Text excerpt
################
Etcd cluster migration

This procedure explains how to migrate data from an etcd cluster running outside a Kubernetes cluster towards an installation using the Ondat etcd Operator. As a result the Ondat cluster will use the etcd running as Pods in Kubernetes.

Prerequisites

  • Kubectl
  • Helm

It is assumed that both etcd clusters in this procedure are using mTLS.

Procedure

Option A - Manual process

  1. Backup the TLS artifacts from the current etcd cluster (if current etcd uses mTLS) The Secret with the TLS material is usually named storageos-etcd-secret or etcd-client-tls

    $ kubectl get secret \
        -n storageos \
        -o yaml \
        etcd-client-tls > etcd-storageos-tls-secret-backup.yaml
    
  2. Deploy etcd cluster in Kubernetes

    ⚠️ It is required to select a storageClass other than ondat/storageos to run etcd in the cluster. If there is none available in the cluster, you can run the following to deploy a Local Path Provisioner to provide local storage for Ondat’s embedded etcd cluster operator deployment. Even though, that CSI provisioner is not intended for production.

    (Optional) Deploy Local path storageClass

    kubectl apply --filename="https://raw.githubusercontent.com/rancher/local-path-provisioner/v0.0.21/deploy/local-path-storage.yaml"
    

    Deploy etcd

    # Add ondat charts repo.
################
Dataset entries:

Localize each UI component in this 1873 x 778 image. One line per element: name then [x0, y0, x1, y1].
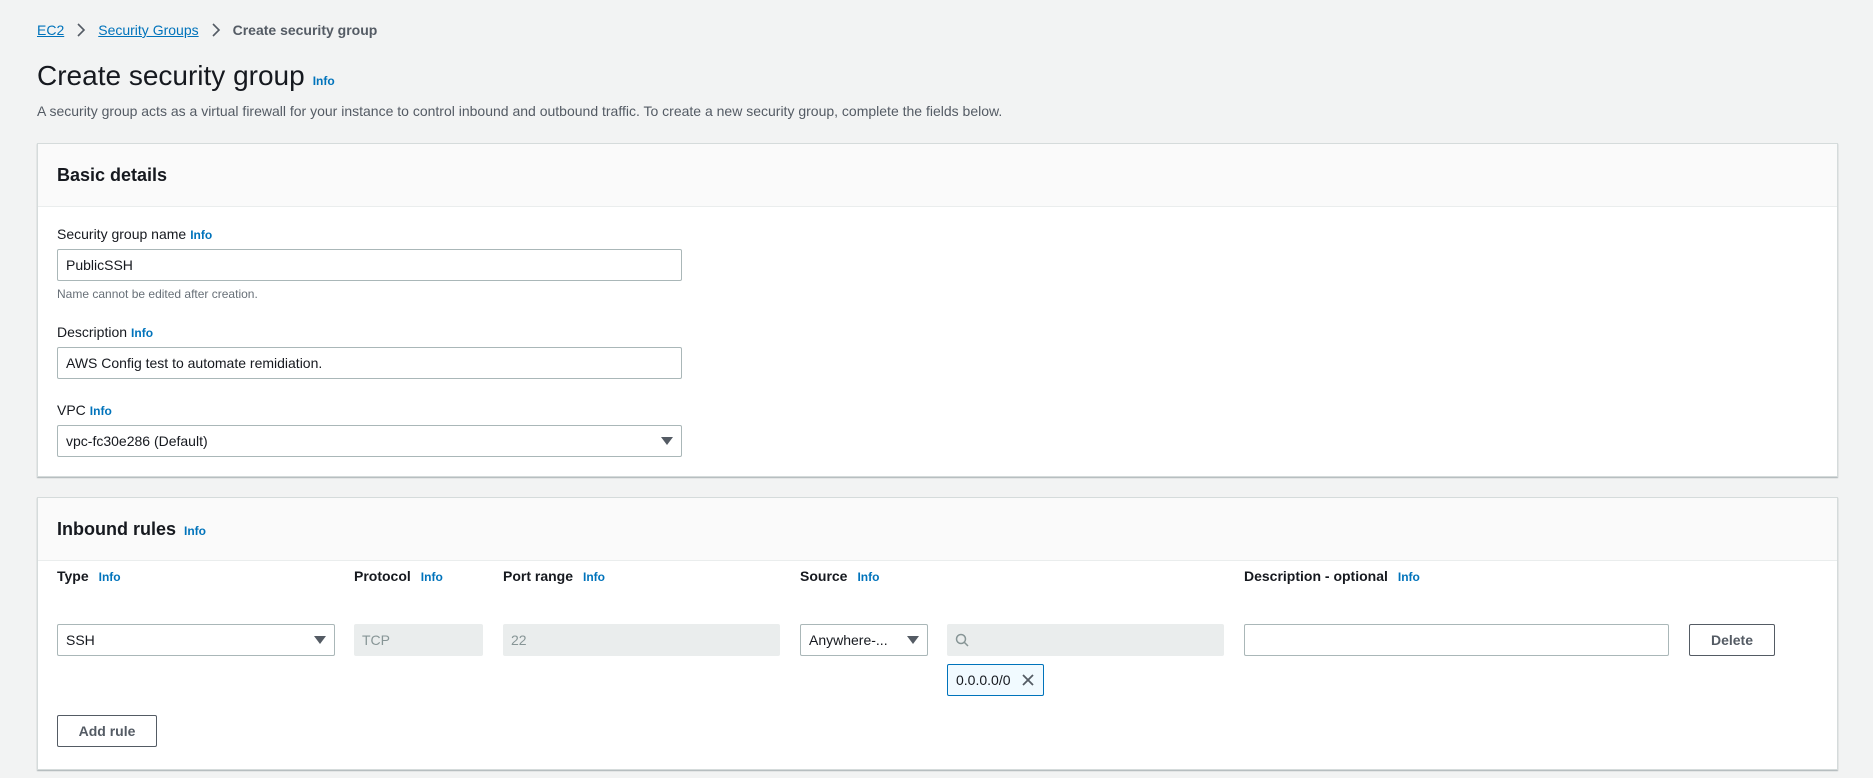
- page-description: A security group acts as a virtual firew…: [37, 103, 1003, 119]
- security-group-name-info-link[interactable]: Info: [190, 228, 212, 242]
- cidr-search-input[interactable]: [947, 624, 1224, 656]
- breadcrumb-ec2[interactable]: EC2: [37, 22, 64, 38]
- breadcrumb-security-groups[interactable]: Security Groups: [98, 22, 198, 38]
- column-header-description: Description - optional Info: [1244, 568, 1420, 584]
- vpc-label: VPC Info: [57, 402, 112, 418]
- column-header-type: Type Info: [57, 568, 121, 584]
- cidr-token: 0.0.0.0/0: [947, 664, 1044, 696]
- inbound-rules-info-link[interactable]: Info: [184, 524, 206, 538]
- basic-details-header: Basic details: [38, 144, 1837, 207]
- vpc-info-link[interactable]: Info: [90, 404, 112, 418]
- column-header-port-range: Port range Info: [503, 568, 605, 584]
- description-label-text: Description: [57, 324, 128, 340]
- column-header-protocol: Protocol Info: [354, 568, 443, 584]
- basic-details-heading: Basic details: [57, 164, 168, 185]
- rule-port-range-input: 22: [503, 624, 780, 656]
- security-group-name-label-text: Security group name: [57, 226, 187, 242]
- rule-source-value: Anywhere-...: [809, 632, 888, 648]
- cidr-token-value: 0.0.0.0/0: [956, 672, 1011, 688]
- security-group-name-label: Security group name Info: [57, 226, 212, 242]
- rule-port-range-value: 22: [511, 632, 527, 648]
- type-info-link[interactable]: Info: [99, 570, 121, 584]
- column-header-protocol-text: Protocol: [354, 568, 411, 584]
- vpc-select[interactable]: vpc-fc30e286 (Default): [57, 425, 682, 457]
- rule-description-input[interactable]: [1244, 624, 1669, 656]
- page: EC2 Security Groups Create security grou…: [0, 0, 1873, 778]
- rule-description-info-link[interactable]: Info: [1398, 570, 1420, 584]
- column-header-source: Source Info: [800, 568, 879, 584]
- chevron-right-icon: [211, 23, 221, 37]
- delete-rule-button[interactable]: Delete: [1689, 624, 1775, 656]
- security-group-name-hint: Name cannot be edited after creation.: [57, 287, 258, 301]
- security-group-name-input[interactable]: PublicSSH: [57, 249, 682, 281]
- description-input[interactable]: AWS Config test to automate remidiation.: [57, 347, 682, 379]
- description-label: Description Info: [57, 324, 153, 340]
- source-info-link[interactable]: Info: [857, 570, 879, 584]
- inbound-rules-heading: Inbound rules: [57, 518, 176, 539]
- caret-down-icon: [907, 636, 919, 644]
- close-icon[interactable]: [1021, 673, 1035, 687]
- column-header-port-range-text: Port range: [503, 568, 574, 584]
- description-value: AWS Config test to automate remidiation.: [66, 355, 323, 371]
- protocol-info-link[interactable]: Info: [421, 570, 443, 584]
- page-info-link[interactable]: Info: [313, 74, 335, 88]
- rule-protocol-value: TCP: [362, 632, 390, 648]
- vpc-select-value: vpc-fc30e286 (Default): [66, 433, 208, 449]
- basic-details-panel: Basic details Security group name Info P…: [37, 143, 1838, 477]
- rule-source-select[interactable]: Anywhere-...: [800, 624, 928, 656]
- add-rule-button[interactable]: Add rule: [57, 715, 157, 747]
- inbound-rules-panel: Inbound rules Info Type Info Protocol In…: [37, 497, 1838, 770]
- column-header-description-text: Description - optional: [1244, 568, 1388, 584]
- search-icon: [955, 633, 969, 647]
- description-info-link[interactable]: Info: [131, 326, 153, 340]
- page-header: Create security group Info: [37, 60, 335, 92]
- column-header-source-text: Source: [800, 568, 848, 584]
- chevron-right-icon: [76, 23, 86, 37]
- rule-type-value: SSH: [66, 632, 95, 648]
- caret-down-icon: [661, 437, 673, 445]
- breadcrumb: EC2 Security Groups Create security grou…: [37, 20, 377, 40]
- port-range-info-link[interactable]: Info: [583, 570, 605, 584]
- inbound-rules-header: Inbound rules Info: [38, 498, 1837, 561]
- vpc-label-text: VPC: [57, 402, 86, 418]
- security-group-name-value: PublicSSH: [66, 257, 133, 273]
- page-title: Create security group: [37, 60, 305, 91]
- caret-down-icon: [314, 636, 326, 644]
- column-header-type-text: Type: [57, 568, 89, 584]
- rule-protocol-input: TCP: [354, 624, 483, 656]
- breadcrumb-current: Create security group: [232, 22, 378, 38]
- rule-type-select[interactable]: SSH: [57, 624, 335, 656]
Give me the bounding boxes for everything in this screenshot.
################
To do
**1.** From the etcd migration guide, extract everything from "(Optional) Deploy Local" down to "ondat charts repo.".
**2.** Write what comes next in the etcd cluster migration guide, continuing from its last line.

Response list
**1.**
(Optional) Deploy Local path storageClass

    kubectl apply --filename="https://raw.githubusercontent.com/rancher/local-path-provisioner/v0.0.21/deploy/local-path-storage.yaml"
    

    Deploy etcd

    # Add ondat charts repo.

**2.**
    $ helm repo add ondat https://ondat.github.io/charts
    # Install the chart in a namespace.
    $ helm install storageos-etcd ondat/etcd-cluster-operator \
        --namespace etcd-operator \
        --create-namespace \
        --set ondat.secret=storageos-etcd-secret-incluster \
        --set cluster.storageclass=standard # Choose the one according to your cluster
    

    ⚠️ The Secret name for the etcd client certificates is amended to avoid using the same Secret name as the one used for the old etcd cluster

    For more details, check the etcd cluster operator chart.

  3. Validate etcd

    Check that etcd pods are starting

    $ kubectl -n storageos-etcd get pod
    NAME                     READY   STATUS    RESTARTS   AGE
    storageos-etcd-0-7b755   1/1     Running   0          1m
    storageos-etcd-1-q6k5q   1/1     Running   0          1m
    storageos-etcd-2-s6kck   1/1     Running   0          1m
    

    The pods might take a few minutes to be ready

  4. Copy and amend the helper pod definition The following pod will be used as a bridge between the old etcd and the new one. Because of that, it is required to amend the env vars pointing to the URLs of the clusters and mount the TLS secrets to access both of them

    Create a file helper-etcd-pod.yaml with the following contents.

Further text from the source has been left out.